Can you copy, character for character, the lines of the material below from the line containing "- legend-item-wave: 剧烈" through the line containing "- legend-item-diagonal: 中度", including both of those lines?

> **RECORDS FOR THE TASK**

────────────────────

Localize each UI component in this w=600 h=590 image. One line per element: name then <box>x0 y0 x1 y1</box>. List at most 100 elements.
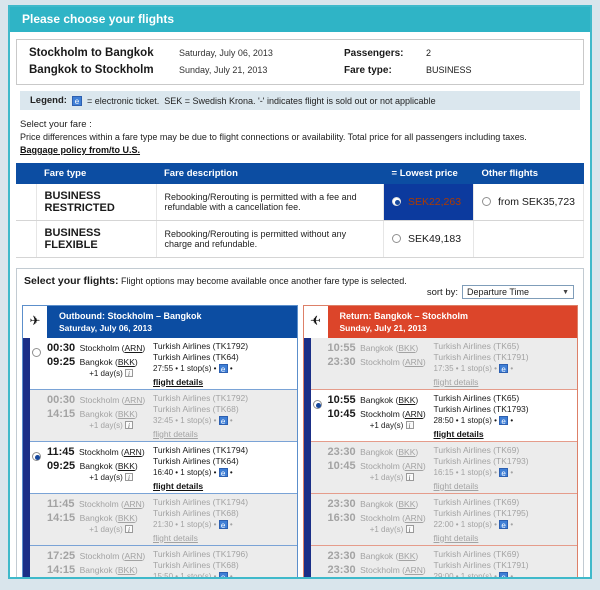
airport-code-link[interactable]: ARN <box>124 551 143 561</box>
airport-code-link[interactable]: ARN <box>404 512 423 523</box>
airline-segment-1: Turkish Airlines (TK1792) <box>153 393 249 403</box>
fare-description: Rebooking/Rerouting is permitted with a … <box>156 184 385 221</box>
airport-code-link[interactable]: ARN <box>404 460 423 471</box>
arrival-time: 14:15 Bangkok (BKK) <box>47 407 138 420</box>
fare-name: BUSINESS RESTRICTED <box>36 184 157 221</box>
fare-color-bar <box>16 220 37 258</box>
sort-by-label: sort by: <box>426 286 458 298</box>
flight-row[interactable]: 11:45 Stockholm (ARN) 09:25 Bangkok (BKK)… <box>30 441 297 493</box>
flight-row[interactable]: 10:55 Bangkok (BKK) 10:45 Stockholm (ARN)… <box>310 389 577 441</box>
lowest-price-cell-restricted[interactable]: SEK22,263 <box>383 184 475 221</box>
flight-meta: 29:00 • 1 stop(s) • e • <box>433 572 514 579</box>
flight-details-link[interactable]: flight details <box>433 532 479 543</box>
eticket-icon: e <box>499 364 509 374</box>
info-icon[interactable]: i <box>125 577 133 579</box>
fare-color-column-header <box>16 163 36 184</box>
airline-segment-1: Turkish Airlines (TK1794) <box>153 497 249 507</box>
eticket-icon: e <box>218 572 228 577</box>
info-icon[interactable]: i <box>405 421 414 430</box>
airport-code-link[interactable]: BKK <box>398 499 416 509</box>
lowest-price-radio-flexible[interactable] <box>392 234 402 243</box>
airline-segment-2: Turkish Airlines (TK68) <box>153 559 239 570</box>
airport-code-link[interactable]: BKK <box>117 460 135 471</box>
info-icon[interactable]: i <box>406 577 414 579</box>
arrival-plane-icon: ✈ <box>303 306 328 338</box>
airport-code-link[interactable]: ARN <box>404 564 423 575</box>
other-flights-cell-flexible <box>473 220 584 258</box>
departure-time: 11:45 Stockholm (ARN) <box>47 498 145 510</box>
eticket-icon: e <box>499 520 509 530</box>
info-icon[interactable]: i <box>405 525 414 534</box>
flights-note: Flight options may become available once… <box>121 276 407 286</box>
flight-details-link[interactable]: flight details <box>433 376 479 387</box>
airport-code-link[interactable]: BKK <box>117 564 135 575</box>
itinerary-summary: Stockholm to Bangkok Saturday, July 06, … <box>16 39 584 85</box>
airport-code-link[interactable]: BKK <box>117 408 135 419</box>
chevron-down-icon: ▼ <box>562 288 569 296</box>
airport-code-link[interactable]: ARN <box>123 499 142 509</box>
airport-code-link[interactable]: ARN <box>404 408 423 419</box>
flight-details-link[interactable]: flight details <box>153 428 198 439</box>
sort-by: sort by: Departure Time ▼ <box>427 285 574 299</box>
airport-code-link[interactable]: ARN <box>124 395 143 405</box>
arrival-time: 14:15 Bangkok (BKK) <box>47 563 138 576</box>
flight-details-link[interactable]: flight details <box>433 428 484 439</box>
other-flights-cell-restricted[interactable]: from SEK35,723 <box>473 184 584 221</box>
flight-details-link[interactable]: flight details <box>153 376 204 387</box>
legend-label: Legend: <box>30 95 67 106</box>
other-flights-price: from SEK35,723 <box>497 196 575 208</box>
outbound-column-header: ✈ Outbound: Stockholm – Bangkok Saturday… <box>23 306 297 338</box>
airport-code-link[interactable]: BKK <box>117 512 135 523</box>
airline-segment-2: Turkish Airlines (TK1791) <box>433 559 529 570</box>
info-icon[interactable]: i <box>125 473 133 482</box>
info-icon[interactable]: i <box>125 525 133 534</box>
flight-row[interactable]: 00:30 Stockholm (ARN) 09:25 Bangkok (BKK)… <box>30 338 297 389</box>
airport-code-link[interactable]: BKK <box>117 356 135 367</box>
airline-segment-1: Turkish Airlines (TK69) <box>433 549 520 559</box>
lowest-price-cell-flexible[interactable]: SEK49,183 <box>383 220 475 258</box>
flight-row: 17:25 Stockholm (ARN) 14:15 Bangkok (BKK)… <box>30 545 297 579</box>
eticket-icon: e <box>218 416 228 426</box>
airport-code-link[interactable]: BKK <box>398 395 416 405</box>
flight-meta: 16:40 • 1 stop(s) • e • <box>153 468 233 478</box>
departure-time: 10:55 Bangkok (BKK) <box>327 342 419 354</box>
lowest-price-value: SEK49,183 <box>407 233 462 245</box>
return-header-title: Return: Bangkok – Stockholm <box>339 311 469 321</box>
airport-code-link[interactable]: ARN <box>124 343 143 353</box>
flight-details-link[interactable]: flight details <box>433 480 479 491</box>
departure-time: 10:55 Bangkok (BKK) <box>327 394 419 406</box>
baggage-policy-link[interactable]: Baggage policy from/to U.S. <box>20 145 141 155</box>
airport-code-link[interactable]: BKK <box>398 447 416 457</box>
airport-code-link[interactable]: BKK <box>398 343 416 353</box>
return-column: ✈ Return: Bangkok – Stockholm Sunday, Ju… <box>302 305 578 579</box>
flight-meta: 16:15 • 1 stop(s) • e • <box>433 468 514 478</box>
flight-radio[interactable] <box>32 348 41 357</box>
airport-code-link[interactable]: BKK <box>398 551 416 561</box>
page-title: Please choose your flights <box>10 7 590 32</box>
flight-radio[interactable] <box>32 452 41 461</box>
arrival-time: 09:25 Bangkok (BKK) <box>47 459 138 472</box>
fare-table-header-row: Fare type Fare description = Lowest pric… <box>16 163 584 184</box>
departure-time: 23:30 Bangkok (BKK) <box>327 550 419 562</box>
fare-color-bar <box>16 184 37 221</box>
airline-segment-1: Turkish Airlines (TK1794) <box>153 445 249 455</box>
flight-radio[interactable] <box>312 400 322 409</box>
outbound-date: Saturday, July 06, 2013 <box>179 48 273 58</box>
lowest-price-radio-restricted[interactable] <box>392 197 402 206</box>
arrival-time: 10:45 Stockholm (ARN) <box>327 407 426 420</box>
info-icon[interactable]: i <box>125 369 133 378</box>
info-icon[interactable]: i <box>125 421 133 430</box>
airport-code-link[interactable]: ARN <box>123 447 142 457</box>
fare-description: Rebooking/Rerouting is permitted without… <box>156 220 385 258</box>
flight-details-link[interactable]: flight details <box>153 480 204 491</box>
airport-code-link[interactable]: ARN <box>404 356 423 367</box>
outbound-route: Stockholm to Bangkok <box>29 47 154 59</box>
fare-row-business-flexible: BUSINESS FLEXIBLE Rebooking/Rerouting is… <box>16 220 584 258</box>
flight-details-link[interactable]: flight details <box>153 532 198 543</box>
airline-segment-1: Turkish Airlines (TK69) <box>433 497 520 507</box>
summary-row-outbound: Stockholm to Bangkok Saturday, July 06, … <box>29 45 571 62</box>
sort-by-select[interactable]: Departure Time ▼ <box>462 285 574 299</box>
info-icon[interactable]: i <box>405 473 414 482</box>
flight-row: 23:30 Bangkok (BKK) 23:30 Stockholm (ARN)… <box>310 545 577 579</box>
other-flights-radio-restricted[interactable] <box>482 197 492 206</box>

────────────────────

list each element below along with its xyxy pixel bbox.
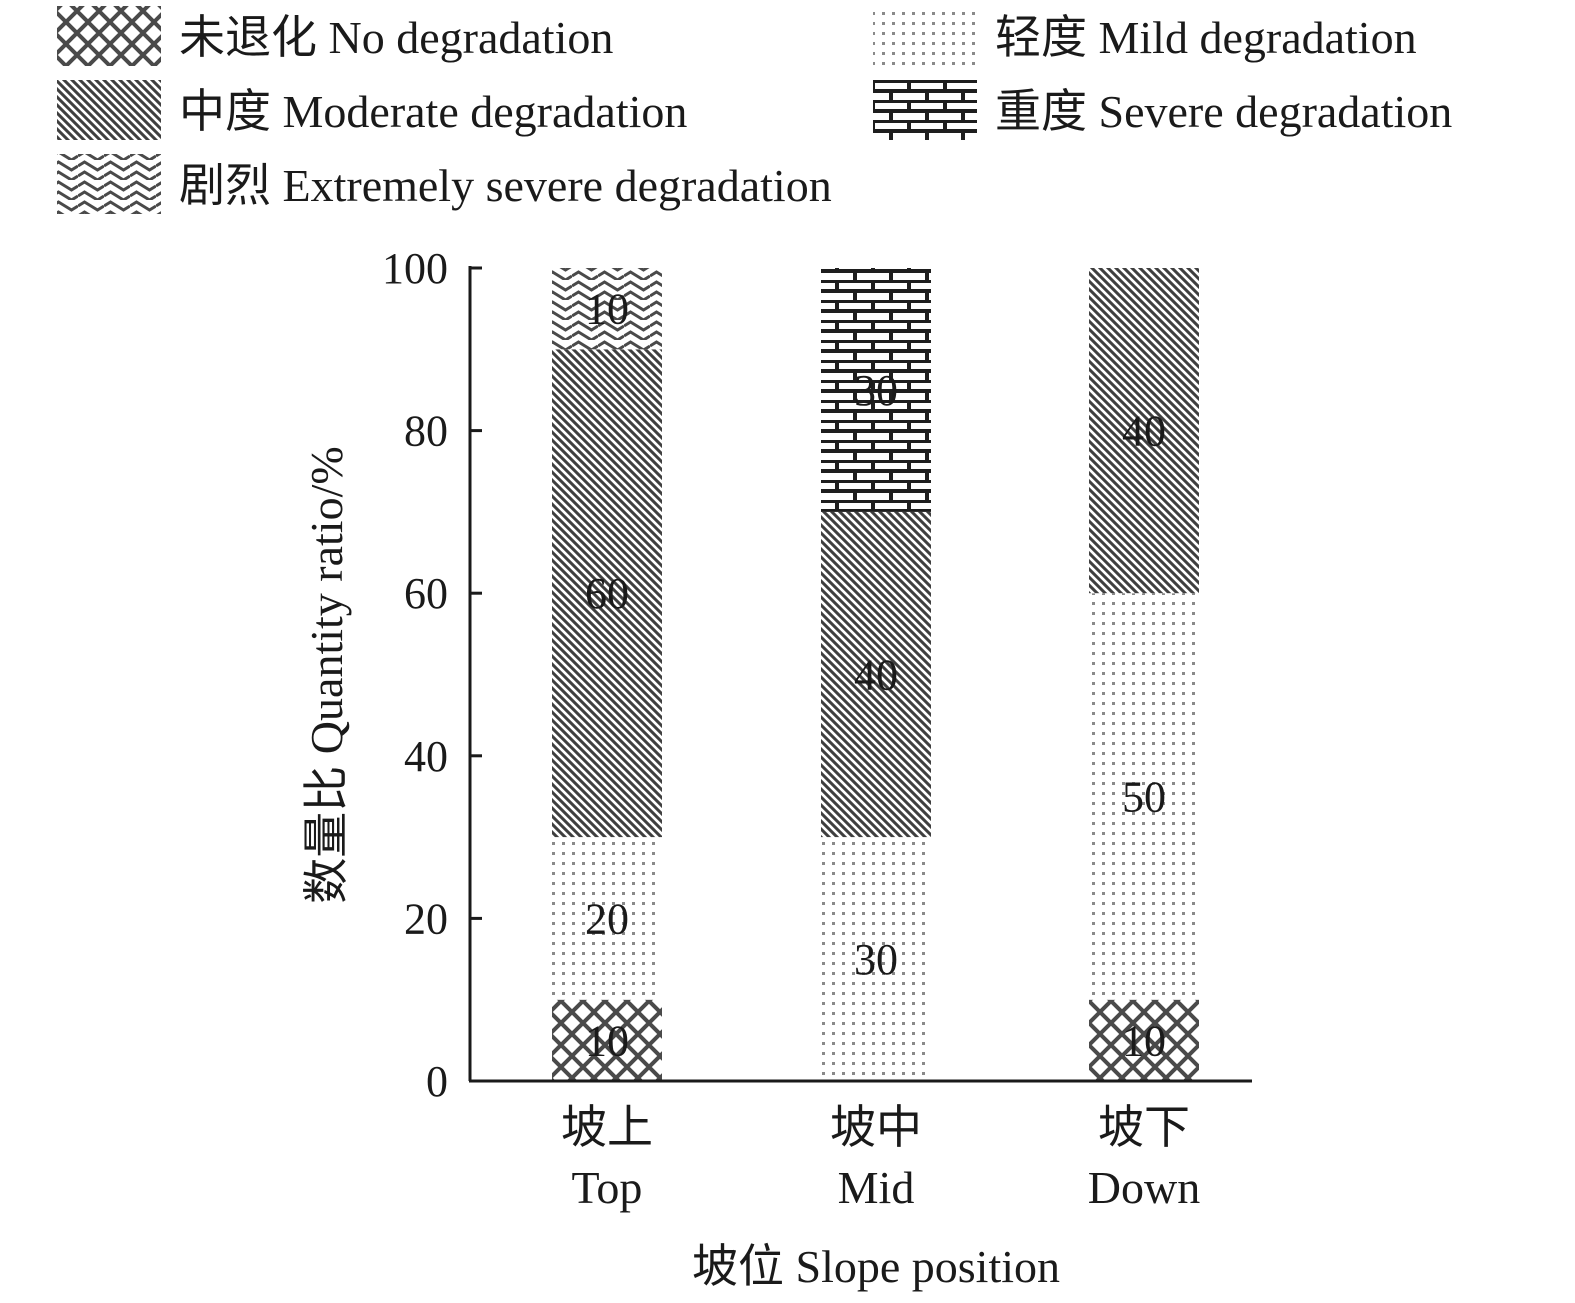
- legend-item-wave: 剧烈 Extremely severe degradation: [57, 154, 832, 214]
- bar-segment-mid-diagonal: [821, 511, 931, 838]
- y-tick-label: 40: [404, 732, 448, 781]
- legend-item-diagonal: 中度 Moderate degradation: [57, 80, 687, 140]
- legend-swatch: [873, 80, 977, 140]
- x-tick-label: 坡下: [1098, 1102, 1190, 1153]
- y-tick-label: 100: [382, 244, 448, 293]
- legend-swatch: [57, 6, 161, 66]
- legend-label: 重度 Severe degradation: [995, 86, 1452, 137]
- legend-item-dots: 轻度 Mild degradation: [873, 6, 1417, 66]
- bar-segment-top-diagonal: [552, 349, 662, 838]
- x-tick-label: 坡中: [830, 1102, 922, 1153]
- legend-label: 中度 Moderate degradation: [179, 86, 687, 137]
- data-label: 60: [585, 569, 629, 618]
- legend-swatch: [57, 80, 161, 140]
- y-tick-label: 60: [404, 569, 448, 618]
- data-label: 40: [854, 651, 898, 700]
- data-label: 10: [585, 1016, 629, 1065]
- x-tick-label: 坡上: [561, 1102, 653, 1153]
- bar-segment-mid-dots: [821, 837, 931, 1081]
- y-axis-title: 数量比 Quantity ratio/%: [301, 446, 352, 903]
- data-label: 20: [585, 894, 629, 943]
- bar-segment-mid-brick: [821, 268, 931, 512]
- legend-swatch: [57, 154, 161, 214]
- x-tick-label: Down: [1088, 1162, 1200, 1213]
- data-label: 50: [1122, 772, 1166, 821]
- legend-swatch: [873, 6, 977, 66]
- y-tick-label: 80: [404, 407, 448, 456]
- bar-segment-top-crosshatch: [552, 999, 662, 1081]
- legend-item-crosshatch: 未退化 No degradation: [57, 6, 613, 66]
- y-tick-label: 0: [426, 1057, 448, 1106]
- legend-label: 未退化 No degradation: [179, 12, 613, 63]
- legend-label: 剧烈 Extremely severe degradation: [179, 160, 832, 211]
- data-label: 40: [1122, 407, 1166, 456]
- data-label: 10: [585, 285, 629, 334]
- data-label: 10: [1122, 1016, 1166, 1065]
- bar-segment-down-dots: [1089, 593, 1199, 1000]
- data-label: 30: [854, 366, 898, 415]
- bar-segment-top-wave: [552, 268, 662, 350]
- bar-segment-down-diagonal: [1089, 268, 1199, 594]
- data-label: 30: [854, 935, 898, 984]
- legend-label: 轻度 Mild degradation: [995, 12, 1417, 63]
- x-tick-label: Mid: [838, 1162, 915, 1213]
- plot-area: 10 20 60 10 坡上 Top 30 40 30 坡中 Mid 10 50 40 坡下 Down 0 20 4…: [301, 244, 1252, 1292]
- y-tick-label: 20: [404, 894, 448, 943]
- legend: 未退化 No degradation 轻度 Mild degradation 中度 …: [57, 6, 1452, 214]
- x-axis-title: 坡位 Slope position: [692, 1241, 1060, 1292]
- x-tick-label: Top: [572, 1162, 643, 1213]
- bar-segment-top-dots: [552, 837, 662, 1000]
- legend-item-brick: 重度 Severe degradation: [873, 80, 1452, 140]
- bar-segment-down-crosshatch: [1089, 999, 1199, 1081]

────────────────────

> **RESULT OF THIS TASK**
- legend-item-wave: 剧烈 Extremely severe degradation: [57, 154, 832, 214]
- bar-segment-mid-diagonal: [821, 511, 931, 838]
- y-tick-label: 40: [404, 732, 448, 781]
- legend-item-diagonal: 中度 Moderate degradation: [57, 80, 687, 140]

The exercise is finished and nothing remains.